- **What to work on**
1. Echo the passage on MXNet hybridization below, copying everything from "net.initialize()" down to "call the hybridize function.".
2. Answer these questions using the passage on MXNet hybridization below:
(a) Which class does F use by default in a newly created HybridBlock instance?
(b) Once a symbolic program has been produced, where does MXNet directly perform symbolic programming when net(x) runs again?
(c) What must the in-place operation a[:] = a + b be rewritten as?
3. Resume the passage on MXNet hybridization below, continuing after its final sentence.

We need to add the additional input F to the hybrid_forward function when inheriting the HybridBlock class. We already know that MXNet uses both an NDArray class and a Symbol class, which are based on imperative programming and symbolic programming, respectively. Since these two classes perform very similar functions, MXNet will determine whether F will call NDArray or Symbol based on the input provided.

The following creates a HybridBlock instance. As we can see, by default, F uses NDArray. We also printed out the x input as well as the hidden layer’s output using the ReLU activation function.

[ ]:
net = HybridNet()
net.initialize()
x = nd.random.normal(shape=(1, 4))
net(x)

Repeating the forward computation will achieve the same results.

[ ]:
net(x)

Next, we will see what happens after we call the hybridize function.

[ ]:
net.hybridize()
net(x)

We can see that F turns into a Symbol. Moreover, even though the input data is still NDArray, the same input and intermediate output will all be converted to Symbol type in the hybrid_forward function.

Now, we repeat the forward computation.

[ ]:
net(x)

We can see that the three lines of print statements defined in the hybrid_forward function will not print anything. This is because a symbolic program has been produced since the last time net(x) was run by calling the hybridize function. Afterwards, when we run net(x) again, MXNet will no longer need to access Python code, but can directly perform symbolic programming at the C++ backend. This is another reason why model computing performance will be improve after the hybridize function is called. However, there is always the potential that any programs we write will suffer a loss in flexibility. If we want to use the three lines of print statements to debug the code in the above example, they will be skipped over and we would not be able to print when the symbolic program is executed. Additionally, in the case of a few functions not supported by Symbol (like asnumpy), and operations in-place like a += b and a[:] = a + b (must be rewritten as a = a + b). Therefore, we will not be able to use the hybrid_forward function or perform forward computation after the hybridize function has been called.

Key differences and limitations of hybridization

The difference between a purely imperative Block and hybridizable HybridBlock can superficially appear to be simply the injection of the F function space (resolving to mx.nd or mx.sym) in the forward function that is renamed from forward to hybrid_forward. However there are some limitations that apply when using hybrid blocks. In the following section we will review the main differences, giving example of code snippets that generate errors when such blocks get hybridized.

- **Extracted records**
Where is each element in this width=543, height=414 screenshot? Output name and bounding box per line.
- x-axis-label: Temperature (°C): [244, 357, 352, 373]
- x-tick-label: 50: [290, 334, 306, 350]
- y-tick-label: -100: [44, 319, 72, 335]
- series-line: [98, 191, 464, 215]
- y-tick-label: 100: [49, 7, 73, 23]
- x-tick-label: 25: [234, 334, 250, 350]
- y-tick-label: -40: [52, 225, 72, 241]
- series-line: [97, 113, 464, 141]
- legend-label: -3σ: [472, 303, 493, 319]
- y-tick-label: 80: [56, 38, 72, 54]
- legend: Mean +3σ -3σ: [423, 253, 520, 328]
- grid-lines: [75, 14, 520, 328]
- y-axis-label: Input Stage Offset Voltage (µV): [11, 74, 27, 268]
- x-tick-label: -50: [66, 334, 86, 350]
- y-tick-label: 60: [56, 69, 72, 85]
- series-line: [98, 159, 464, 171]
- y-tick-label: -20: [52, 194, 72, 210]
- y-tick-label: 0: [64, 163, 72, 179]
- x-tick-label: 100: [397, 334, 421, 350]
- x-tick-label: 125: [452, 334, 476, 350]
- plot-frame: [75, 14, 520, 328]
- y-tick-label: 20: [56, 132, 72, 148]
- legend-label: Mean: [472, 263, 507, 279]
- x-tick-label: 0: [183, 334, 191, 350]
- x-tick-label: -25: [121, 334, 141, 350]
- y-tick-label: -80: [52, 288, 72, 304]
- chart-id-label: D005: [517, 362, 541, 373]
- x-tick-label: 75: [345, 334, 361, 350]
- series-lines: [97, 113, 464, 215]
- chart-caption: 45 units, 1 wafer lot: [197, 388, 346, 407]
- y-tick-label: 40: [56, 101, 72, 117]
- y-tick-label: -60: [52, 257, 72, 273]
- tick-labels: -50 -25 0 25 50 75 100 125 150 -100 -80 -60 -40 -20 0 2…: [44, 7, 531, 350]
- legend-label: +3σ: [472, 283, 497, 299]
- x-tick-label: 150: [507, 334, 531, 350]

- **Responses in order**
1.
net.initialize()
x = nd.random.normal(shape=(1, 4))
net(x)

Repeating the forward computation will achieve the same results.

[ ]:
net(x)

Next, we will see what happens after we call the hybridize function.

2.
(a) NDArray.
(b) At the C++ backend.
(c) a = a + b.

3.
Indexing

When trying to access specific elements in a tensor like this:

def hybrid_forward(self, F, x):
    return x[0,0]

Would generate the following error:

TypeError: Symbol only support integer index to fetch i-th output

There are however several operators that can help you with array manipulations like: F.split, F.slice, F.take,F.pick, F.where, F.reshape or F.reshape_like.

Data Type

Sometimes one can be tempted to use conditional logic on the type of the input tensors however the following block:

def hybrid_forward(self, F, x):
    if x.dtype =='float16':
        return x
    return x*2

Would generate a AttributeError: 'Symbol' object has no attribute 'dtype'

You cannot use the dtype of the symbol at runtime. Symbols only describe operations and not the underlying data they operate on. One workaround is to pass the type as a constructor argument of your network and hence build the appropriate compute graph for each situation.

Compute Context

Similarly you cannot use the compute context of symbol for the same reason that symbols only describe the operations on the data and not the data (or context). You cannot do this:

def hybrid_forward(self, F, x):
    if x.context == mx.cpu():
        return x
    return x*2

Without getting a AttributeError: 'Symbol' object has no attribute 'context'

Accessing the current compute context is not possible with symbols. Consider passing this information in the constructor if you require it to create the appropriate compute graph.

Shape

Accessing shape information of tensors is very often used for example when trying to flatten a tensor and then reshape it back to its original shape.

def hybrid_forward(self, F, x):
    return x*x.shape[0]

Trying to access the shape of a tensor in a hybridized block would result in this error: AttributeError: 'Symbol' object has no attribute 'shape'.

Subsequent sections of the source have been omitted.